What you should do: Return, word for word, every line that follows.

The input:
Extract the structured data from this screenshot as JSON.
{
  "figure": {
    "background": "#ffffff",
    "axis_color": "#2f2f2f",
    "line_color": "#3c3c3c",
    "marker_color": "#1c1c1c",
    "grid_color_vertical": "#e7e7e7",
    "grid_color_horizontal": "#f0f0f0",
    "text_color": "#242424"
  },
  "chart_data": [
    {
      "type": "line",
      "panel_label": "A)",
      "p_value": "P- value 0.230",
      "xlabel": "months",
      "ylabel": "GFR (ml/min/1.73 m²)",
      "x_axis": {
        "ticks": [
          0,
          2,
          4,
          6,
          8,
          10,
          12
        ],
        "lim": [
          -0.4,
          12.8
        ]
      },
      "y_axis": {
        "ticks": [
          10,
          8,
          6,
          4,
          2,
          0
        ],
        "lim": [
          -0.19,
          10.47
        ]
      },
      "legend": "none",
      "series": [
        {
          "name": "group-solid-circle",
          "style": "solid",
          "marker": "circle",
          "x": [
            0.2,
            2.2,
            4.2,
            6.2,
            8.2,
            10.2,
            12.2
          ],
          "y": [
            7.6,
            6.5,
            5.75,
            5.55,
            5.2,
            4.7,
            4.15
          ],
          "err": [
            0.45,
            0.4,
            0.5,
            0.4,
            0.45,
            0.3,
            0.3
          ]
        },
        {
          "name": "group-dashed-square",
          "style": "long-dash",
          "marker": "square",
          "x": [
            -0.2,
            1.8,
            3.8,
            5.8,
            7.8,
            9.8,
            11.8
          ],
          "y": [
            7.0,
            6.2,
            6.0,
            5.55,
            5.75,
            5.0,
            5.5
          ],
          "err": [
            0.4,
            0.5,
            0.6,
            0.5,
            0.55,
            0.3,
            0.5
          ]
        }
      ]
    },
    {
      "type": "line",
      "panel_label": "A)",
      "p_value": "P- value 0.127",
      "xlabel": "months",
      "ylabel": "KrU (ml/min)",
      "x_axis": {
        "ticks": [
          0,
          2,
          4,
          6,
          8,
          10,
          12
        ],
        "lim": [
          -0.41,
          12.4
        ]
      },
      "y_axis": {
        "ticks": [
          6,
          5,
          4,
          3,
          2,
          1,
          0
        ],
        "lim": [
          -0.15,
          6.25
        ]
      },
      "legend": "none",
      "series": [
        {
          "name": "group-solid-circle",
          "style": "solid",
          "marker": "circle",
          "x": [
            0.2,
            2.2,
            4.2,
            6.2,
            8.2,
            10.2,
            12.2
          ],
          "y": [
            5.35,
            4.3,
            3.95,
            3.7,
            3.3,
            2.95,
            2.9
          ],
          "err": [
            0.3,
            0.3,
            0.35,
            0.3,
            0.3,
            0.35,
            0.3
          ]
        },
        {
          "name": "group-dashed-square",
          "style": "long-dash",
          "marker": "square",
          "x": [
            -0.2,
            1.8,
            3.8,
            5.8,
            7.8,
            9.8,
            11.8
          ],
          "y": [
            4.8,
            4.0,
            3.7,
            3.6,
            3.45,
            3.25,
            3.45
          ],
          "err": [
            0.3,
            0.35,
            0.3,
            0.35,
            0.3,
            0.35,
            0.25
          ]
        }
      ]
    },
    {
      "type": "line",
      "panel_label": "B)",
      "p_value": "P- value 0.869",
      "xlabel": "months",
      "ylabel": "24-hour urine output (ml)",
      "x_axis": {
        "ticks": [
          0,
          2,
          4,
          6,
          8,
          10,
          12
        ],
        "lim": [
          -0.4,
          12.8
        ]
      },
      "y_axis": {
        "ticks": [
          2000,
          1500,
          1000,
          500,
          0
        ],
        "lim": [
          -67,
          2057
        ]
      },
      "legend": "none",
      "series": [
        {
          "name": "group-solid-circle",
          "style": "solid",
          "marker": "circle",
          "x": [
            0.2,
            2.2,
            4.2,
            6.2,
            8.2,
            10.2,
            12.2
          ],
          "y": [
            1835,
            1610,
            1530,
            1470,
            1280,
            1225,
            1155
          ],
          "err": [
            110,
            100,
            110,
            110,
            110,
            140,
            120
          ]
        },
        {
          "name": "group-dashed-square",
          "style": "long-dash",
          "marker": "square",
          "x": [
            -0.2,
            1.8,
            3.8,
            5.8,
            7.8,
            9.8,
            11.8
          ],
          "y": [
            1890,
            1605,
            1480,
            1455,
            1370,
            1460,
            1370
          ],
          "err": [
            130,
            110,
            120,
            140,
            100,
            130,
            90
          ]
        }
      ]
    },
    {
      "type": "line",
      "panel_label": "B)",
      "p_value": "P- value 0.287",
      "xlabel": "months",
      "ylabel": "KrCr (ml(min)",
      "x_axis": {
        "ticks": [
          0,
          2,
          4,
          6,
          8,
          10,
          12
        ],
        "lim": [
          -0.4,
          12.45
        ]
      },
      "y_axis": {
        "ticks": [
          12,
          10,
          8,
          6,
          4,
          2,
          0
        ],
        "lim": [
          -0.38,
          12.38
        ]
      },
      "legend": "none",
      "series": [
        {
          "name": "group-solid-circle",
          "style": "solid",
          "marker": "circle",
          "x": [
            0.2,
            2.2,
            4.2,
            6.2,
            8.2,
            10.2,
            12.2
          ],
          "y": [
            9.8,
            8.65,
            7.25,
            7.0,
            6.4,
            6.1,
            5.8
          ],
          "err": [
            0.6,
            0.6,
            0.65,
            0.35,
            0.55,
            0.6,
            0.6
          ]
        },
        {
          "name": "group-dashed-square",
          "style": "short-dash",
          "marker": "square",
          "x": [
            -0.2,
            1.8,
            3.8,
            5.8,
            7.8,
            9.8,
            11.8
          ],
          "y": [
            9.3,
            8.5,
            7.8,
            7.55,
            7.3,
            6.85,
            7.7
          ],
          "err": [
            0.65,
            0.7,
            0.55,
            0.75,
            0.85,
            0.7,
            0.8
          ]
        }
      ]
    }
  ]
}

Full solution:
Extract the structured data from this screenshot as JSON.
{
  "figure": {
    "background": "#ffffff",
    "axis_color": "#2f2f2f",
    "line_color": "#3c3c3c",
    "marker_color": "#1c1c1c",
    "grid_color_vertical": "#e7e7e7",
    "grid_color_horizontal": "#f0f0f0",
    "text_color": "#242424"
  },
  "chart_data": [
    {
      "type": "line",
      "panel_label": "A)",
      "p_value": "P- value 0.230",
      "xlabel": "months",
      "ylabel": "GFR (ml/min/1.73 m²)",
      "x_axis": {
        "ticks": [
          0,
          2,
          4,
          6,
          8,
          10,
          12
        ],
        "lim": [
          -0.4,
          12.8
        ]
      },
      "y_axis": {
        "ticks": [
          10,
          8,
          6,
          4,
          2,
          0
        ],
        "lim": [
          -0.19,
          10.47
        ]
      },
      "legend": "none",
      "series": [
        {
          "name": "group-solid-circle",
          "style": "solid",
          "marker": "circle",
          "x": [
            0.2,
            2.2,
            4.2,
            6.2,
            8.2,
            10.2,
            12.2
          ],
          "y": [
            7.6,
            6.5,
            5.75,
            5.55,
            5.2,
            4.7,
            4.15
          ],
          "err": [
            0.45,
            0.4,
            0.5,
            0.4,
            0.45,
            0.3,
            0.3
          ]
        },
        {
          "name": "group-dashed-square",
          "style": "long-dash",
          "marker": "square",
          "x": [
            -0.2,
            1.8,
            3.8,
            5.8,
            7.8,
            9.8,
            11.8
          ],
          "y": [
            7.0,
            6.2,
            6.0,
            5.55,
            5.75,
            5.0,
            5.5
          ],
          "err": [
            0.4,
            0.5,
            0.6,
            0.5,
            0.55,
            0.3,
            0.5
          ]
        }
      ]
    },
    {
      "type": "line",
      "panel_label": "A)",
      "p_value": "P- value 0.127",
      "xlabel": "months",
      "ylabel": "KrU (ml/min)",
      "x_axis": {
        "ticks": [
          0,
          2,
          4,
          6,
          8,
          10,
          12
        ],
        "lim": [
          -0.41,
          12.4
        ]
      },
      "y_axis": {
        "ticks": [
          6,
          5,
          4,
          3,
          2,
          1,
          0
        ],
        "lim": [
          -0.15,
          6.25
        ]
      },
      "legend": "none",
      "series": [
        {
          "name": "group-solid-circle",
          "style": "solid",
          "marker": "circle",
          "x": [
            0.2,
            2.2,
            4.2,
            6.2,
            8.2,
            10.2,
            12.2
          ],
          "y": [
            5.35,
            4.3,
            3.95,
            3.7,
            3.3,
            2.95,
            2.9
          ],
          "err": [
            0.3,
            0.3,
            0.35,
            0.3,
            0.3,
            0.35,
            0.3
          ]
        },
        {
          "name": "group-dashed-square",
          "style": "long-dash",
          "marker": "square",
          "x": [
            -0.2,
            1.8,
            3.8,
            5.8,
            7.8,
            9.8,
            11.8
          ],
          "y": [
            4.8,
            4.0,
            3.7,
            3.6,
            3.45,
            3.25,
            3.45
          ],
          "err": [
            0.3,
            0.35,
            0.3,
            0.35,
            0.3,
            0.35,
            0.25
          ]
        }
      ]
    },
    {
      "type": "line",
      "panel_label": "B)",
      "p_value": "P- value 0.869",
      "xlabel": "months",
      "ylabel": "24-hour urine output (ml)",
      "x_axis": {
        "ticks": [
          0,
          2,
          4,
          6,
          8,
          10,
          12
        ],
        "lim": [
          -0.4,
          12.8
        ]
      },
      "y_axis": {
        "ticks": [
          2000,
          1500,
          1000,
          500,
          0
        ],
        "lim": [
          -67,
          2057
        ]
      },
      "legend": "none",
      "series": [
        {
          "name": "group-solid-circle",
          "style": "solid",
          "marker": "circle",
          "x": [
            0.2,
            2.2,
            4.2,
            6.2,
            8.2,
            10.2,
            12.2
          ],
          "y": [
            1835,
            1610,
            1530,
            1470,
            1280,
            1225,
            1155
          ],
          "err": [
            110,
            100,
            110,
            110,
            110,
            140,
            120
          ]
        },
        {
          "name": "group-dashed-square",
          "style": "long-dash",
          "marker": "square",
          "x": [
            -0.2,
            1.8,
            3.8,
            5.8,
            7.8,
            9.8,
            11.8
          ],
          "y": [
            1890,
            1605,
            1480,
            1455,
            1370,
            1460,
            1370
          ],
          "err": [
            130,
            110,
            120,
            140,
            100,
            130,
            90
          ]
        }
      ]
    },
    {
      "type": "line",
      "panel_label": "B)",
      "p_value": "P- value 0.287",
      "xlabel": "months",
      "ylabel": "KrCr (ml(min)",
      "x_axis": {
        "ticks": [
          0,
          2,
          4,
          6,
          8,
          10,
          12
        ],
        "lim": [
          -0.4,
          12.45
        ]
      },
      "y_axis": {
        "ticks": [
          12,
          10,
          8,
          6,
          4,
          2,
          0
        ],
        "lim": [
          -0.38,
          12.38
        ]
      },
      "legend": "none",
      "series": [
        {
          "name": "group-solid-circle",
          "style": "solid",
          "marker": "circle",
          "x": [
            0.2,
            2.2,
            4.2,
            6.2,
            8.2,
            10.2,
            12.2
          ],
          "y": [
            9.8,
            8.65,
            7.25,
            7.0,
            6.4,
            6.1,
            5.8
          ],
          "err": [
            0.6,
            0.6,
            0.65,
            0.35,
            0.55,
            0.6,
            0.6
          ]
        },
        {
          "name": "group-dashed-square",
          "style": "short-dash",
          "marker": "square",
          "x": [
            -0.2,
            1.8,
            3.8,
            5.8,
            7.8,
            9.8,
            11.8
          ],
          "y": [
            9.3,
            8.5,
            7.8,
            7.55,
            7.3,
            6.85,
            7.7
          ],
          "err": [
            0.65,
            0.7,
            0.55,
            0.75,
            0.85,
            0.7,
            0.8
          ]
        }
      ]
    }
  ]
}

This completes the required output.